A run of records
>>>

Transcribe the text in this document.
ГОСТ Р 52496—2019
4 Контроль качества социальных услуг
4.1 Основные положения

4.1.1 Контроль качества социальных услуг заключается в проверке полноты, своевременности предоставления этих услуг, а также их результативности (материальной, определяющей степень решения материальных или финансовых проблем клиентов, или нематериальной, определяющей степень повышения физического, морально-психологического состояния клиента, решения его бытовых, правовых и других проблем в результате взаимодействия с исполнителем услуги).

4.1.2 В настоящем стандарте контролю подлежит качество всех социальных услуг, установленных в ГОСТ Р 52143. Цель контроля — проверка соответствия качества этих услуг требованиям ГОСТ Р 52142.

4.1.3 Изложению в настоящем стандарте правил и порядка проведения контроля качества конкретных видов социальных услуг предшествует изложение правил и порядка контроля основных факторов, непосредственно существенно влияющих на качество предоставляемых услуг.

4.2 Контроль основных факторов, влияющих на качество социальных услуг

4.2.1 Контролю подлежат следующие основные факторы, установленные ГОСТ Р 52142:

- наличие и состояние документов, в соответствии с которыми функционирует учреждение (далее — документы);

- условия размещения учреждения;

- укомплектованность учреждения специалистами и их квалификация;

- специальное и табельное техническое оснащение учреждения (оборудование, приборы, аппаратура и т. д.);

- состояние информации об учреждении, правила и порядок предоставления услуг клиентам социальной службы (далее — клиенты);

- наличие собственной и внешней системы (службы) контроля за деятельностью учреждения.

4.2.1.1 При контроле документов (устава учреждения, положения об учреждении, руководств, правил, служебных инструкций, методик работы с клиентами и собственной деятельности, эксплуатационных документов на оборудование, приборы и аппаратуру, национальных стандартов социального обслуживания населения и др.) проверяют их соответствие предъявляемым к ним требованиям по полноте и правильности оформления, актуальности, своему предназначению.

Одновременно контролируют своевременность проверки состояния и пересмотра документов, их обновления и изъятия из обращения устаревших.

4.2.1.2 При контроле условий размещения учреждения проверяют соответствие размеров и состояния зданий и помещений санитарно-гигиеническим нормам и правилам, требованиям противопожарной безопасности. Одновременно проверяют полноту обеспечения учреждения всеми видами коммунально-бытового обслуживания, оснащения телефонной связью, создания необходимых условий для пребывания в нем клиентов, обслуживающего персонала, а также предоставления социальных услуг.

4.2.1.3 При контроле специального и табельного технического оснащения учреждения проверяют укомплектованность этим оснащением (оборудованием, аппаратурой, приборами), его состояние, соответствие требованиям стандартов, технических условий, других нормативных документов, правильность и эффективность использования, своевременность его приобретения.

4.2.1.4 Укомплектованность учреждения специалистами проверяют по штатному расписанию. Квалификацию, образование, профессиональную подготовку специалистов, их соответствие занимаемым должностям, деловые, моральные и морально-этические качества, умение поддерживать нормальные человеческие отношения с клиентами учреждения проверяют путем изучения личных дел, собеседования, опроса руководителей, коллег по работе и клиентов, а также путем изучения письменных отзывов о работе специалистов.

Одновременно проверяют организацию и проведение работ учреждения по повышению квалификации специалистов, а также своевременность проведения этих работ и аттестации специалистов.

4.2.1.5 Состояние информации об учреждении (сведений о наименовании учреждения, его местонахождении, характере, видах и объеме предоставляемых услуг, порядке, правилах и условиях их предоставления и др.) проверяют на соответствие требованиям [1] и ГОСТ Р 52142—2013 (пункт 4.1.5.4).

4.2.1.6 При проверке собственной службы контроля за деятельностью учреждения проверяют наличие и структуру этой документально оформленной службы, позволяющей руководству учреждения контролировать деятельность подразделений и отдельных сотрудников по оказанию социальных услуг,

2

<<<

Output the listing above exactly as it appears.

WRITTEN ANSWER
Transcribe the text in this document.
ГОСТ Р 52496—2019
4 Контроль качества социальных услуг
4.1 Основные положения

4.1.1 Контроль качества социальных услуг заключается в проверке полноты, своевременности предоставления этих услуг, а также их результативности (материальной, определяющей степень решения материальных или финансовых проблем клиентов, или нематериальной, определяющей степень повышения физического, морально-психологического состояния клиента, решения его бытовых, правовых и других проблем в результате взаимодействия с исполнителем услуги).

4.1.2 В настоящем стандарте контролю подлежит качество всех социальных услуг, установленных в ГОСТ Р 52143. Цель контроля — проверка соответствия качества этих услуг требованиям ГОСТ Р 52142.

4.1.3 Изложению в настоящем стандарте правил и порядка проведения контроля качества конкретных видов социальных услуг предшествует изложение правил и порядка контроля основных факторов, непосредственно существенно влияющих на качество предоставляемых услуг.

4.2 Контроль основных факторов, влияющих на качество социальных услуг

4.2.1 Контролю подлежат следующие основные факторы, установленные ГОСТ Р 52142:

- наличие и состояние документов, в соответствии с которыми функционирует учреждение (далее — документы);

- условия размещения учреждения;

- укомплектованность учреждения специалистами и их квалификация;

- специальное и табельное техническое оснащение учреждения (оборудование, приборы, аппаратура и т. д.);

- состояние информации об учреждении, правила и порядок предоставления услуг клиентам социальной службы (далее — клиенты);

- наличие собственной и внешней системы (службы) контроля за деятельностью учреждения.

4.2.1.1 При контроле документов (устава учреждения, положения об учреждении, руководств, правил, служебных инструкций, методик работы с клиентами и собственной деятельности, эксплуатационных документов на оборудование, приборы и аппаратуру, национальных стандартов социального обслуживания населения и др.) проверяют их соответствие предъявляемым к ним требованиям по полноте и правильности оформления, актуальности, своему предназначению.

Одновременно контролируют своевременность проверки состояния и пересмотра документов, их обновления и изъятия из обращения устаревших.

4.2.1.2 При контроле условий размещения учреждения проверяют соответствие размеров и состояния зданий и помещений санитарно-гигиеническим нормам и правилам, требованиям противопожарной безопасности. Одновременно проверяют полноту обеспечения учреждения всеми видами коммунально-бытового обслуживания, оснащения телефонной связью, создания необходимых условий для пребывания в нем клиентов, обслуживающего персонала, а также предоставления социальных услуг.

4.2.1.3 При контроле специального и табельного технического оснащения учреждения проверяют укомплектованность этим оснащением (оборудованием, аппаратурой, приборами), его состояние, соответствие требованиям стандартов, технических условий, других нормативных документов, правильность и эффективность использования, своевременность его приобретения.

4.2.1.4 Укомплектованность учреждения специалистами проверяют по штатному расписанию. Квалификацию, образование, профессиональную подготовку специалистов, их соответствие занимаемым должностям, деловые, моральные и морально-этические качества, умение поддерживать нормальные человеческие отношения с клиентами учреждения проверяют путем изучения личных дел, собеседования, опроса руководителей, коллег по работе и клиентов, а также путем изучения письменных отзывов о работе специалистов.

Одновременно проверяют организацию и проведение работ учреждения по повышению квалификации специалистов, а также своевременность проведения этих работ и аттестации специалистов.

4.2.1.5 Состояние информации об учреждении (сведений о наименовании учреждения, его местонахождении, характере, видах и объеме предоставляемых услуг, порядке, правилах и условиях их предоставления и др.) проверяют на соответствие требованиям [1] и ГОСТ Р 52142—2013 (пункт 4.1.5.4).

4.2.1.6 При проверке собственной службы контроля за деятельностью учреждения проверяют наличие и структуру этой документально оформленной службы, позволяющей руководству учреждения контролировать деятельность подразделений и отдельных сотрудников по оказанию социальных услуг,

2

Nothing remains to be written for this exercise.